> Problem statement
Locate every line in the records below that holds the word "background" and return each one.

> Records for processing

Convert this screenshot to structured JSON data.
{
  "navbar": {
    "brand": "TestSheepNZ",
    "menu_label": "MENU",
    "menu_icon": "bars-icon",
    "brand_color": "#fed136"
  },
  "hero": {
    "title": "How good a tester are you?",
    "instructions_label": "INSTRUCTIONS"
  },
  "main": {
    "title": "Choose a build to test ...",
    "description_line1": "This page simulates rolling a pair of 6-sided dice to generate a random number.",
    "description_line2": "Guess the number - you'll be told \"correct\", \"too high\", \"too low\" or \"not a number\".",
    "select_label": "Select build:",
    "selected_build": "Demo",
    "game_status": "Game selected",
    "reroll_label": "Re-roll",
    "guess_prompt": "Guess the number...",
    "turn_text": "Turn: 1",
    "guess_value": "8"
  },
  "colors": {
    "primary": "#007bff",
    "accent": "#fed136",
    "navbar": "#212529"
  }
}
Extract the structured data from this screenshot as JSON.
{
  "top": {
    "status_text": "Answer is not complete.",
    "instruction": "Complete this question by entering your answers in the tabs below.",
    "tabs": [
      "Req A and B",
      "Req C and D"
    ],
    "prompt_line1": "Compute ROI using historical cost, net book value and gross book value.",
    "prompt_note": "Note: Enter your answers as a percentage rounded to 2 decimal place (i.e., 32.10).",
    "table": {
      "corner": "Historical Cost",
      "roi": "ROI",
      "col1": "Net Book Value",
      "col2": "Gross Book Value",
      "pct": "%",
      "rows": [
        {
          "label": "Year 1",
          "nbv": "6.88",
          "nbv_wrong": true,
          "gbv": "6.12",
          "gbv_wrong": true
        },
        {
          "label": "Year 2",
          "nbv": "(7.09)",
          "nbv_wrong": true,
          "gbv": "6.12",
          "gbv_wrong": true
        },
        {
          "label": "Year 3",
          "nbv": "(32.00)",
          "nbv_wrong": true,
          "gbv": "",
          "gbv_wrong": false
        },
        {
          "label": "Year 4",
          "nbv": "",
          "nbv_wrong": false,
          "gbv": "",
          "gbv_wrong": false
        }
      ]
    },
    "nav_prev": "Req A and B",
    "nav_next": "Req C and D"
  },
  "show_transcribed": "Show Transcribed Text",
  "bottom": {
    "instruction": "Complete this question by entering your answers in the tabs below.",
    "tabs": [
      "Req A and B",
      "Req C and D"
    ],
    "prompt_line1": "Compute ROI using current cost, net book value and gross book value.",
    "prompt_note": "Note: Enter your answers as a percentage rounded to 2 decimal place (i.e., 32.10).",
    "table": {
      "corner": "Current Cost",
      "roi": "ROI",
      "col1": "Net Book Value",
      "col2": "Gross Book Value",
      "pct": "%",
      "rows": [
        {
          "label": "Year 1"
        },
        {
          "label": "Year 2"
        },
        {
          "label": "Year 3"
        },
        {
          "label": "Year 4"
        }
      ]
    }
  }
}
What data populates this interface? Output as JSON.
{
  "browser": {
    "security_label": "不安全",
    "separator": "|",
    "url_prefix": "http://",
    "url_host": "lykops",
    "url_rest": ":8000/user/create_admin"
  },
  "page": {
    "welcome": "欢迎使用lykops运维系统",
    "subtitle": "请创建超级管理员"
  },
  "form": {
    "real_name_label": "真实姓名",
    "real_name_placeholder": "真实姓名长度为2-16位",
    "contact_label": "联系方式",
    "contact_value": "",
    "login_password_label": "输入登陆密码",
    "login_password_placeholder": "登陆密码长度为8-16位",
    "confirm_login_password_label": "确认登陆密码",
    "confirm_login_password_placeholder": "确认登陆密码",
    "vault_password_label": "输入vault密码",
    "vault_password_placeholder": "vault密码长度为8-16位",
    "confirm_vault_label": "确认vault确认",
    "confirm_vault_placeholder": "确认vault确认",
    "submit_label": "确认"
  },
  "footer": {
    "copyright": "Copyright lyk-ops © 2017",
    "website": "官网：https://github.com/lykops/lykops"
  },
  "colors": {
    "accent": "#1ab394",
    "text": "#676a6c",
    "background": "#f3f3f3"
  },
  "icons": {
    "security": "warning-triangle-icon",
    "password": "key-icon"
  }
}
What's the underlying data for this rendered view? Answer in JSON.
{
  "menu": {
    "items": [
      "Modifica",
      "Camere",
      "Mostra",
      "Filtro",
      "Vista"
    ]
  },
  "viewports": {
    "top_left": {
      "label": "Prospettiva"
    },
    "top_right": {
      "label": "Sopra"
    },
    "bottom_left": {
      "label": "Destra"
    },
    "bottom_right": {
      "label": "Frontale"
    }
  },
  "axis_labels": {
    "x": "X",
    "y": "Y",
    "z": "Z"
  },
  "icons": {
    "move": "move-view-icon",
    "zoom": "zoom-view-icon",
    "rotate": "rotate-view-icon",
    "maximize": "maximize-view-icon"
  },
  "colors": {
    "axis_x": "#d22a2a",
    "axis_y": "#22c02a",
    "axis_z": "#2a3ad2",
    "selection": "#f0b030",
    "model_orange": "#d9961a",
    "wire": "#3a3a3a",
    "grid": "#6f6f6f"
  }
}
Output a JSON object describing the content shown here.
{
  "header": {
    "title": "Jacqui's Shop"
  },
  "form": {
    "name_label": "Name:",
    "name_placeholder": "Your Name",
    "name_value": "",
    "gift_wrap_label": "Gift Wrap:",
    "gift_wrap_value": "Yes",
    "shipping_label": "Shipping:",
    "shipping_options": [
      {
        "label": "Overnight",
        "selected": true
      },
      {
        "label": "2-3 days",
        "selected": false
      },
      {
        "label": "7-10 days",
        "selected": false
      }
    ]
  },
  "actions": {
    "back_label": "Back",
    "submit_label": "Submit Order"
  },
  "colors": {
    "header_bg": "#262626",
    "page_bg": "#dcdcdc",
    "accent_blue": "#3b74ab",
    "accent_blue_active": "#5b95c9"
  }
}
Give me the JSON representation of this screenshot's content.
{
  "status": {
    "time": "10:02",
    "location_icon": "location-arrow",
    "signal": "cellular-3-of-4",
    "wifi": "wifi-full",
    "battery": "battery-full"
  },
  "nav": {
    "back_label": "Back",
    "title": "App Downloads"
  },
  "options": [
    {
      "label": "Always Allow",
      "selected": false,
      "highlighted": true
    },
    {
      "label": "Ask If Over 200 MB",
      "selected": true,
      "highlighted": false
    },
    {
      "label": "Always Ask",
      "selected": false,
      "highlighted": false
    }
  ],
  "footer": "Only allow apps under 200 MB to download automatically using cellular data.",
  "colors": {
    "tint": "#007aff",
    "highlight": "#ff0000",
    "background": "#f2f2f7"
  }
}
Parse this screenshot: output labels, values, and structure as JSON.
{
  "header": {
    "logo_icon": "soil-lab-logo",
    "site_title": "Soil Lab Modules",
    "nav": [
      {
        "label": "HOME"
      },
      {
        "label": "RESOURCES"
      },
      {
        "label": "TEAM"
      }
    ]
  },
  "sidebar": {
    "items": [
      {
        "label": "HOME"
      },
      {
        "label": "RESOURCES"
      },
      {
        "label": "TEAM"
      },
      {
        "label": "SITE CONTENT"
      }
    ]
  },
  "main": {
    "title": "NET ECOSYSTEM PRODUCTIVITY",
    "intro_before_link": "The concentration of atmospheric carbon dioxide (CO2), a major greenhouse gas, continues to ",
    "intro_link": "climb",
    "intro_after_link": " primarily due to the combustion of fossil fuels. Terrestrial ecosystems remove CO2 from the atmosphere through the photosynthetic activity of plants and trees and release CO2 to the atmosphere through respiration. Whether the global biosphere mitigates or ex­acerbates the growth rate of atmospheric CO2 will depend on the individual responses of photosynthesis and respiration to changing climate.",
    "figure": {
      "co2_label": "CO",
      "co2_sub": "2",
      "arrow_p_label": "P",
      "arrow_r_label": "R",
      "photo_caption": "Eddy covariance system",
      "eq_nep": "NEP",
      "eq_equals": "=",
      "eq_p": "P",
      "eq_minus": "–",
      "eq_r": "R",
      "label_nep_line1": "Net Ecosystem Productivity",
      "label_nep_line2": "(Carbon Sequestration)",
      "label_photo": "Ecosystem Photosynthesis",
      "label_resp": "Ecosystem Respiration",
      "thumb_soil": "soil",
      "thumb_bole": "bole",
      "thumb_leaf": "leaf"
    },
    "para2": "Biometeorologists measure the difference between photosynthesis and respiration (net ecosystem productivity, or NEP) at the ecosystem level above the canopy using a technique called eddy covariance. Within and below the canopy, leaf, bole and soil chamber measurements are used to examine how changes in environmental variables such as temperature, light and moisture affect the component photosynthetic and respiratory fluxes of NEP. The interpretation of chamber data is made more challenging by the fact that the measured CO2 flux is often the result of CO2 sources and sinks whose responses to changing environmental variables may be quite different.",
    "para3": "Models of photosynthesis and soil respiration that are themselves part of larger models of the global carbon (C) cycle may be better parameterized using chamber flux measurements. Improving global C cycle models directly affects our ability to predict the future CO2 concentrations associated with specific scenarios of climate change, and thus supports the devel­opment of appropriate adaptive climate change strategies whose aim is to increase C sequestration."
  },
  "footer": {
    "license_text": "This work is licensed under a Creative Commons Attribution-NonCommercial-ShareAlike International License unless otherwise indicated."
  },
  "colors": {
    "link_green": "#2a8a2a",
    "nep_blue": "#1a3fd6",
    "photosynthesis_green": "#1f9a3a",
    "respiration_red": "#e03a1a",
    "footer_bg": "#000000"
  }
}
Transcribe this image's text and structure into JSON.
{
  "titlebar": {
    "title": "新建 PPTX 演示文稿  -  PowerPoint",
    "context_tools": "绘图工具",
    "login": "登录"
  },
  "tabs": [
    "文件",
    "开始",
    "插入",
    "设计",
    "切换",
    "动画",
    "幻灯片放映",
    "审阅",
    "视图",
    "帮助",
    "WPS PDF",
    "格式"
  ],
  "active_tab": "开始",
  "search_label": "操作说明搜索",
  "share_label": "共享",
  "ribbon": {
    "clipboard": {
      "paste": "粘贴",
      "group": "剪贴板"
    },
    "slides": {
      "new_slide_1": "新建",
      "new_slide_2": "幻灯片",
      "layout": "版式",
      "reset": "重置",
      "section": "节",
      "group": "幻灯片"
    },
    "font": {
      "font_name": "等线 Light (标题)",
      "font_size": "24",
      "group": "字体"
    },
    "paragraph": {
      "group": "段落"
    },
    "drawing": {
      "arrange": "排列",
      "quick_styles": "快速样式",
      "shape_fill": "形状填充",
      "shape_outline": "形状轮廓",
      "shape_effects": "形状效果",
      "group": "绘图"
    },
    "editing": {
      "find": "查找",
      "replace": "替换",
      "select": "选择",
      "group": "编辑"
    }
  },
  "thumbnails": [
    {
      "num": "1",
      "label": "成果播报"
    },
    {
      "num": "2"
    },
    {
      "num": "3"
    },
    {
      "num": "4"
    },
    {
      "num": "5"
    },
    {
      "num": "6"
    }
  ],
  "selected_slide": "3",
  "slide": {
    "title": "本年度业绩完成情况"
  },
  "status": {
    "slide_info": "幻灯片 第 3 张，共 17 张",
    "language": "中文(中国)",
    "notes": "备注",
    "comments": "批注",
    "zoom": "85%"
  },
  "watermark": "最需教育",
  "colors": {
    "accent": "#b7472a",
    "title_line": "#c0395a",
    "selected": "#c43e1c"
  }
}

> Final answer
    "background": "#f3f3f3"
    "background": "#f2f2f7"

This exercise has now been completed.